Can you reproduce the data beneath, keeping every line exact?

■ Task inputs:
'''
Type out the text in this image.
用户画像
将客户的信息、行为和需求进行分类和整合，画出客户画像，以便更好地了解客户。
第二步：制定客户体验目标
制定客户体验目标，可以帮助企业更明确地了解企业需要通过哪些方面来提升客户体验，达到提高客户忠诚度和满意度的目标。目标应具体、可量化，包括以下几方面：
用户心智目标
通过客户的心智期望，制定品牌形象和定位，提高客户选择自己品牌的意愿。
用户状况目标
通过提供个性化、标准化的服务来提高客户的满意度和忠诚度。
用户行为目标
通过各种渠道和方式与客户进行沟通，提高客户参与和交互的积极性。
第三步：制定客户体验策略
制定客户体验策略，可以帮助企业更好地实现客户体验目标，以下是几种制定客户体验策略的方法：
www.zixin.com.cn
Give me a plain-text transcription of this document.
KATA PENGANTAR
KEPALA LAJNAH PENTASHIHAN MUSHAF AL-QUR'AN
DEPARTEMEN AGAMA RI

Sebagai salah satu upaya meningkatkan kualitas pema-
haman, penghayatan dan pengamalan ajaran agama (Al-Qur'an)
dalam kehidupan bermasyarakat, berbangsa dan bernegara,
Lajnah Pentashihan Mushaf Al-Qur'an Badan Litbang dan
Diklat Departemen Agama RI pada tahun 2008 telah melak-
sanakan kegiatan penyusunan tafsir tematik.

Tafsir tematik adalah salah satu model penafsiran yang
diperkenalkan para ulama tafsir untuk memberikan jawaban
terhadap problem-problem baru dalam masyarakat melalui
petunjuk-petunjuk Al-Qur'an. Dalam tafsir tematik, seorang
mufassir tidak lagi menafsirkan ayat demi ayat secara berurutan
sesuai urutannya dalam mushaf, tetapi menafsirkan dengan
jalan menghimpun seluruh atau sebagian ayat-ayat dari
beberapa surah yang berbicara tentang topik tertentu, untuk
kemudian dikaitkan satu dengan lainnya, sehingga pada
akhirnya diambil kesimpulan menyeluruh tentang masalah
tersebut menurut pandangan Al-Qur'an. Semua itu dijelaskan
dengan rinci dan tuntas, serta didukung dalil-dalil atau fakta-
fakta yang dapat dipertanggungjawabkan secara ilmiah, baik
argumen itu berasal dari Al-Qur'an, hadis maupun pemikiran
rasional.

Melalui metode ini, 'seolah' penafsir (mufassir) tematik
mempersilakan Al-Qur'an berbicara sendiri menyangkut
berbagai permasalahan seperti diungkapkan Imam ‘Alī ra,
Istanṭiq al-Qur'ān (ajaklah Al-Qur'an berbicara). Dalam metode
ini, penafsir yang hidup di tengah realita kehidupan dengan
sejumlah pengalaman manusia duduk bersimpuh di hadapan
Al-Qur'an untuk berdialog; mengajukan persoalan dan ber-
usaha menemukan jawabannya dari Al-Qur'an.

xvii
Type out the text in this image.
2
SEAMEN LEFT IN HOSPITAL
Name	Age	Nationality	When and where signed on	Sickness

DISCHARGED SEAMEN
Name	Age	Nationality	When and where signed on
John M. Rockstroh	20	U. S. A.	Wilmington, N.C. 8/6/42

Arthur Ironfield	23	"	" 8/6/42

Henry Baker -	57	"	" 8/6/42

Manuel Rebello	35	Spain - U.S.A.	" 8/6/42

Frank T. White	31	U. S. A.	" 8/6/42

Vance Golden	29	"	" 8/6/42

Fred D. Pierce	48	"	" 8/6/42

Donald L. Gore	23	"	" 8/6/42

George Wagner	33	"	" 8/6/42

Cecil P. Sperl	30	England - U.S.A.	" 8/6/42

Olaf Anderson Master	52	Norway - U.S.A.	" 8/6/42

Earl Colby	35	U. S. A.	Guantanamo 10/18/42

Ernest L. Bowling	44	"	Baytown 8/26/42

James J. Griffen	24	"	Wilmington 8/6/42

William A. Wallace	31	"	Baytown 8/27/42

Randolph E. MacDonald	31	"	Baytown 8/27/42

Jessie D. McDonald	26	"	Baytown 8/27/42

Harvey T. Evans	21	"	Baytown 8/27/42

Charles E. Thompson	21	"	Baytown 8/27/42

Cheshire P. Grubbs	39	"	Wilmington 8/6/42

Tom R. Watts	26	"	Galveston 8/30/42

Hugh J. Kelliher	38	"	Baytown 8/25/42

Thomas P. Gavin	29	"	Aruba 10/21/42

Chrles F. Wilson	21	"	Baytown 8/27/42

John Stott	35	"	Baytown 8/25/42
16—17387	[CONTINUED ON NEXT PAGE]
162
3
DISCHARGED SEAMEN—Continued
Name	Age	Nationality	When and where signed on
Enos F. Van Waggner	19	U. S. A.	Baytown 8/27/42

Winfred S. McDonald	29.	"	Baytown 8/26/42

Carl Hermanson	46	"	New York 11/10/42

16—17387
'''
■ Expected output:
Type out the text in this image.
用户画像
将客户的信息、行为和需求进行分类和整合，画出客户画像，以便更好地了解客户。
第二步：制定客户体验目标
制定客户体验目标，可以帮助企业更明确地了解企业需要通过哪些方面来提升客户体验，达到提高客户忠诚度和满意度的目标。目标应具体、可量化，包括以下几方面：
用户心智目标
通过客户的心智期望，制定品牌形象和定位，提高客户选择自己品牌的意愿。
用户状况目标
通过提供个性化、标准化的服务来提高客户的满意度和忠诚度。
用户行为目标
通过各种渠道和方式与客户进行沟通，提高客户参与和交互的积极性。
第三步：制定客户体验策略
制定客户体验策略，可以帮助企业更好地实现客户体验目标，以下是几种制定客户体验策略的方法：
www.zixin.com.cn
Give me a plain-text transcription of this document.
KATA PENGANTAR
KEPALA LAJNAH PENTASHIHAN MUSHAF AL-QUR'AN
DEPARTEMEN AGAMA RI

Sebagai salah satu upaya meningkatkan kualitas pema-
haman, penghayatan dan pengamalan ajaran agama (Al-Qur'an)
dalam kehidupan bermasyarakat, berbangsa dan bernegara,
Lajnah Pentashihan Mushaf Al-Qur'an Badan Litbang dan
Diklat Departemen Agama RI pada tahun 2008 telah melak-
sanakan kegiatan penyusunan tafsir tematik.

Tafsir tematik adalah salah satu model penafsiran yang
diperkenalkan para ulama tafsir untuk memberikan jawaban
terhadap problem-problem baru dalam masyarakat melalui
petunjuk-petunjuk Al-Qur'an. Dalam tafsir tematik, seorang
mufassir tidak lagi menafsirkan ayat demi ayat secara berurutan
sesuai urutannya dalam mushaf, tetapi menafsirkan dengan
jalan menghimpun seluruh atau sebagian ayat-ayat dari
beberapa surah yang berbicara tentang topik tertentu, untuk
kemudian dikaitkan satu dengan lainnya, sehingga pada
akhirnya diambil kesimpulan menyeluruh tentang masalah
tersebut menurut pandangan Al-Qur'an. Semua itu dijelaskan
dengan rinci dan tuntas, serta didukung dalil-dalil atau fakta-
fakta yang dapat dipertanggungjawabkan secara ilmiah, baik
argumen itu berasal dari Al-Qur'an, hadis maupun pemikiran
rasional.

Melalui metode ini, 'seolah' penafsir (mufassir) tematik
mempersilakan Al-Qur'an berbicara sendiri menyangkut
berbagai permasalahan seperti diungkapkan Imam ‘Alī ra,
Istanṭiq al-Qur'ān (ajaklah Al-Qur'an berbicara). Dalam metode
ini, penafsir yang hidup di tengah realita kehidupan dengan
sejumlah pengalaman manusia duduk bersimpuh di hadapan
Al-Qur'an untuk berdialog; mengajukan persoalan dan ber-
usaha menemukan jawabannya dari Al-Qur'an.

xvii
Type out the text in this image.
2
SEAMEN LEFT IN HOSPITAL
Name	Age	Nationality	When and where signed on	Sickness

DISCHARGED SEAMEN
Name	Age	Nationality	When and where signed on
John M. Rockstroh	20	U. S. A.	Wilmington, N.C. 8/6/42

Arthur Ironfield	23	"	" 8/6/42

Henry Baker -	57	"	" 8/6/42

Manuel Rebello	35	Spain - U.S.A.	" 8/6/42

Frank T. White	31	U. S. A.	" 8/6/42

Vance Golden	29	"	" 8/6/42

Fred D. Pierce	48	"	" 8/6/42

Donald L. Gore	23	"	" 8/6/42

George Wagner	33	"	" 8/6/42

Cecil P. Sperl	30	England - U.S.A.	" 8/6/42

Olaf Anderson Master	52	Norway - U.S.A.	" 8/6/42

Earl Colby	35	U. S. A.	Guantanamo 10/18/42

Ernest L. Bowling	44	"	Baytown 8/26/42

James J. Griffen	24	"	Wilmington 8/6/42

William A. Wallace	31	"	Baytown 8/27/42

Randolph E. MacDonald	31	"	Baytown 8/27/42

Jessie D. McDonald	26	"	Baytown 8/27/42

Harvey T. Evans	21	"	Baytown 8/27/42

Charles E. Thompson	21	"	Baytown 8/27/42

Cheshire P. Grubbs	39	"	Wilmington 8/6/42

Tom R. Watts	26	"	Galveston 8/30/42

Hugh J. Kelliher	38	"	Baytown 8/25/42

Thomas P. Gavin	29	"	Aruba 10/21/42

Chrles F. Wilson	21	"	Baytown 8/27/42

John Stott	35	"	Baytown 8/25/42
16—17387	[CONTINUED ON NEXT PAGE]
162
3
DISCHARGED SEAMEN—Continued
Name	Age	Nationality	When and where signed on
Enos F. Van Waggner	19	U. S. A.	Baytown 8/27/42

Winfred S. McDonald	29.	"	Baytown 8/26/42

Carl Hermanson	46	"	New York 11/10/42

16—17387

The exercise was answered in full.